**Document passage:**
Parade at Disney theme parks

Disney Starlight: Dream the Night Away is a nighttime parade at Magic Kingdom at Walt Disney World in Bay Lake, Florida. The parade is the first nighttime at the Magic Kingdom since the Main Street Electrical Parade had its last performance on October 9, 2016. The parade soft opened with a performance on July 18, 2025, and officially opened on July 20, 2025.

The parade pays homage to the park's previous nighttime parades, the aforementioned Main Street Electrical Parade and SpectroMagic. It starts at the Tiana Gate in Frontierland every night, excluding special event nights.

==Development==
On August 11, 2024, it was announced at the D23 Expo in Anaheim, California that the Magic Kingdom at the Walt Disney World Resort would receive a brand new nighttime parade in the summer of 2025.

On May 27, 2025, Disney announced the parade would debut on July 20, 2025.

The parade debuted with soft openings on July 18 and 19, before officially debuting on July 20.

This is the first time the park has had a daily night parade since the departure of the Main Street Electrical Parade in 2016, and the first new night parade at Magic Kingdom since the debut SpectroMagic in 1991.

**Data for analysis:**
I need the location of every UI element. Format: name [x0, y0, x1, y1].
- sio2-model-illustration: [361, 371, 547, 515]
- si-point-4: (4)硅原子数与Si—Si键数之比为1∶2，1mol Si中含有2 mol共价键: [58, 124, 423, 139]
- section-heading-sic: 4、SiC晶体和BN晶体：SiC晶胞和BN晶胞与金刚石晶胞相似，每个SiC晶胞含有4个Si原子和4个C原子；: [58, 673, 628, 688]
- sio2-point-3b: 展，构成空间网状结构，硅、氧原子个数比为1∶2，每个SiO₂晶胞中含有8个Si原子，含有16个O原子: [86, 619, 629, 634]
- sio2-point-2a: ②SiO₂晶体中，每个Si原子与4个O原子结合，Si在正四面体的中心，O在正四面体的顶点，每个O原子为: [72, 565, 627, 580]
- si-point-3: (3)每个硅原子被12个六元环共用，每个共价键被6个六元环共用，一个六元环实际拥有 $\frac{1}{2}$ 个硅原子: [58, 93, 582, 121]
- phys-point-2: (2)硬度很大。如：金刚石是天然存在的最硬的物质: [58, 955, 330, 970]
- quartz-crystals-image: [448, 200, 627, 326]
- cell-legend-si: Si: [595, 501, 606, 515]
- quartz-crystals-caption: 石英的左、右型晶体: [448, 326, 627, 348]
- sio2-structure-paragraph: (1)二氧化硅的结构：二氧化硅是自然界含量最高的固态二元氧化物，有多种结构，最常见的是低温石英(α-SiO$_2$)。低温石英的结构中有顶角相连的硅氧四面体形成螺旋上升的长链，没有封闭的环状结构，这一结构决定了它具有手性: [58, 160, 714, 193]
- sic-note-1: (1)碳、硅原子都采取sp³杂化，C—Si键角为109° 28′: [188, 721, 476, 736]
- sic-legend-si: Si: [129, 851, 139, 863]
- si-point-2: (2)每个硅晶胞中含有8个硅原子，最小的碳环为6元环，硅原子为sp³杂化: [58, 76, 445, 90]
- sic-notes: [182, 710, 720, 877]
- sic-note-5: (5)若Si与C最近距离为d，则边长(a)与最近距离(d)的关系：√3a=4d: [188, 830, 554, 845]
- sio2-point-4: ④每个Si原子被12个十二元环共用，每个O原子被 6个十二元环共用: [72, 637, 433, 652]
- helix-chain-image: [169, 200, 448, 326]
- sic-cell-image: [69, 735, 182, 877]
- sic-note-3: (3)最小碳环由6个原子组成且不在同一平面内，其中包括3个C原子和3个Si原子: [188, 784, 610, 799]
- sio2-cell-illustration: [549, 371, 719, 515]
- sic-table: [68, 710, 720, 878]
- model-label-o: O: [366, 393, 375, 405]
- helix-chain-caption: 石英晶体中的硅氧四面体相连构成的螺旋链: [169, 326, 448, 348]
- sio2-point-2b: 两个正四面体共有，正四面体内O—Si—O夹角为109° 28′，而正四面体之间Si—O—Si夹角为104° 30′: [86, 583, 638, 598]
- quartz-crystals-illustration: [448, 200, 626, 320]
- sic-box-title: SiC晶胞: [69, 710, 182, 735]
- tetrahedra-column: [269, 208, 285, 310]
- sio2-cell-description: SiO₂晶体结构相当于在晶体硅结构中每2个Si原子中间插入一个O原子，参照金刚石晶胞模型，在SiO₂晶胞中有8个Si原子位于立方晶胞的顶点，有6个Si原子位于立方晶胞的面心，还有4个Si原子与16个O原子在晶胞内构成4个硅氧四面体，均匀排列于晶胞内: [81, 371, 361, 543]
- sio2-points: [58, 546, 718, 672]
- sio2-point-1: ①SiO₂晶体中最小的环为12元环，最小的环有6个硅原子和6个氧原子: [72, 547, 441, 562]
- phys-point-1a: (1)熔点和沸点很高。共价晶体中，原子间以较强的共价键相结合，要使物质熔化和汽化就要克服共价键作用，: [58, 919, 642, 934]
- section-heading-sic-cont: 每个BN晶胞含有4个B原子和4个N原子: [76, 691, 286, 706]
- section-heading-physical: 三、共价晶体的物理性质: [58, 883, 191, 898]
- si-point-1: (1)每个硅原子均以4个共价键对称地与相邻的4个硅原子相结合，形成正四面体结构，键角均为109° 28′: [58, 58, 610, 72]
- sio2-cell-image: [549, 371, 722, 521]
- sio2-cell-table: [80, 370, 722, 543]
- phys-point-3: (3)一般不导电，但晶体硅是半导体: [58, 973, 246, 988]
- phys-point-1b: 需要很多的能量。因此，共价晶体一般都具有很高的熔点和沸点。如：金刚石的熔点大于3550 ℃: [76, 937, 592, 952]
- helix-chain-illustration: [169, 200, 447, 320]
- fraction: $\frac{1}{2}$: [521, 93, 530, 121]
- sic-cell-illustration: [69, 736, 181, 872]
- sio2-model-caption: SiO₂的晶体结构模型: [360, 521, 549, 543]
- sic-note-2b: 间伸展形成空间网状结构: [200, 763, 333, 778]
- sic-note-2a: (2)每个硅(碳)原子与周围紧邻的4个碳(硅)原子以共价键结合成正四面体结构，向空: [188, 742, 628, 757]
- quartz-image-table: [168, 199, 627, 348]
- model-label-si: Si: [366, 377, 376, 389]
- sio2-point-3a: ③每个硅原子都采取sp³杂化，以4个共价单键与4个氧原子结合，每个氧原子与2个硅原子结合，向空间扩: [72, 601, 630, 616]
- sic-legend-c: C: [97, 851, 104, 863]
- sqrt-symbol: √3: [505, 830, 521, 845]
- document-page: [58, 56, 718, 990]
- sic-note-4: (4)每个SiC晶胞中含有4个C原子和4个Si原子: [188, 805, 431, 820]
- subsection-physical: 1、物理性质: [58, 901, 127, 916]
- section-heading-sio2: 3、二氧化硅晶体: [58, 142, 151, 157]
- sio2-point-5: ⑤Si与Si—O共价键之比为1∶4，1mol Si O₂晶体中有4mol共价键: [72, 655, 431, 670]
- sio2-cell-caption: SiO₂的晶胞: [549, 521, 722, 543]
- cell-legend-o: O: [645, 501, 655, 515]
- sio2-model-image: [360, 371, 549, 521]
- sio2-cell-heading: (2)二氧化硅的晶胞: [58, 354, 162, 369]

**Work request 1:**
Copy word for word the part of the Disney Starlight parade text that begins with "The parade pays" and ends with "on July 20.".
**Work request 2:**
List every nighttime parade that the Disney Starlight parade text names.
Answer using only the Disney Starlight parade text.

**Your response 1:**
The parade pays homage to the park's previous nighttime parades, the aforementioned Main Street Electrical Parade and SpectroMagic. It starts at the Tiana Gate in Frontierland every night, excluding special event nights.

==Development==
On August 11, 2024, it was announced at the D23 Expo in Anaheim, California that the Magic Kingdom at the Walt Disney World Resort would receive a brand new nighttime parade in the summer of 2025.

On May 27, 2025, Disney announced the parade would debut on July 20, 2025.

The parade debuted with soft openings on July 18 and 19, before officially debuting on July 20.

**Your response 2:**
- Disney Starlight: Dream the Night Away
- Main Street Electrical Parade
- SpectroMagic